_Record list_

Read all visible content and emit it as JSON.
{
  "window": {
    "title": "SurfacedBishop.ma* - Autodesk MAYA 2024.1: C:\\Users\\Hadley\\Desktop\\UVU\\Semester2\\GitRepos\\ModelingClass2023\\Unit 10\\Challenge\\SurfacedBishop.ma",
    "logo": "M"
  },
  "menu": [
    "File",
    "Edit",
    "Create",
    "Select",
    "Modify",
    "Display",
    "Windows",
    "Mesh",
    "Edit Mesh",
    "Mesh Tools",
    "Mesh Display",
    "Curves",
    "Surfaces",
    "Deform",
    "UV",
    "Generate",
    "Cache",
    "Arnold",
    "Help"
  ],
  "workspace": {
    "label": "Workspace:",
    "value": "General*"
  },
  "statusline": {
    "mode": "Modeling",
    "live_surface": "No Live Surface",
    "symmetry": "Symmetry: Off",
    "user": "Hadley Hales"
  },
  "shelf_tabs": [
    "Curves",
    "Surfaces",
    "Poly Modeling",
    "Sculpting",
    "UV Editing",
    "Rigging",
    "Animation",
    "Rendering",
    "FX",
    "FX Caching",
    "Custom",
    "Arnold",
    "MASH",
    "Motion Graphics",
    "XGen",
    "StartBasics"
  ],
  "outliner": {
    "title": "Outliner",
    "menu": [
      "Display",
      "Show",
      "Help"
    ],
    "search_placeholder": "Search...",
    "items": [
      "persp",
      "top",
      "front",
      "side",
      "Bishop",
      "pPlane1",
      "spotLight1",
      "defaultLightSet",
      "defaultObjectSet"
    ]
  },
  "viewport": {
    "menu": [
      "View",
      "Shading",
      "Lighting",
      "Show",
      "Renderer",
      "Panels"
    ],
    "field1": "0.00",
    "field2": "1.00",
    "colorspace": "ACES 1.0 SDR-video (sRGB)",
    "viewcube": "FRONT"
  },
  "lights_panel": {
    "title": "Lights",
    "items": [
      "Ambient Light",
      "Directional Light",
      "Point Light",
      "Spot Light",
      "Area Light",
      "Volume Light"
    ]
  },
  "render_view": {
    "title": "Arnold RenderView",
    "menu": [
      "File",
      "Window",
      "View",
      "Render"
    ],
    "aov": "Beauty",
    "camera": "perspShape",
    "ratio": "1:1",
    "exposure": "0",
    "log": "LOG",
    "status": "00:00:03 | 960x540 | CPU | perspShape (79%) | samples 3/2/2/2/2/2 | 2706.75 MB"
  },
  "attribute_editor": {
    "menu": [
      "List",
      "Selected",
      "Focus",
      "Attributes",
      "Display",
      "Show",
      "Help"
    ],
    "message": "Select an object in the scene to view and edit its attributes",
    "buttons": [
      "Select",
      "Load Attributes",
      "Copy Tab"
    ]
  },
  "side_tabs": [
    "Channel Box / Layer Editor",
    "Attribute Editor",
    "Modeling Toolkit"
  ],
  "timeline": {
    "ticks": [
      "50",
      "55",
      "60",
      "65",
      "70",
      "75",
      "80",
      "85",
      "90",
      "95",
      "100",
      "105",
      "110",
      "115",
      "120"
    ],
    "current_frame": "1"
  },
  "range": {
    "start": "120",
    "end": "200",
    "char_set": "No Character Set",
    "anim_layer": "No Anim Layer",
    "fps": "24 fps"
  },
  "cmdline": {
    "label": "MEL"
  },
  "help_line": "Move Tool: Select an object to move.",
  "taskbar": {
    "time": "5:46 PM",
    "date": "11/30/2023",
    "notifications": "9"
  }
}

_Given problem_
Gather each line from the entries above that includes the word "Layer".

_Solved exercise_
    "Channel Box / Layer Editor",
    "anim_layer": "No Anim Layer",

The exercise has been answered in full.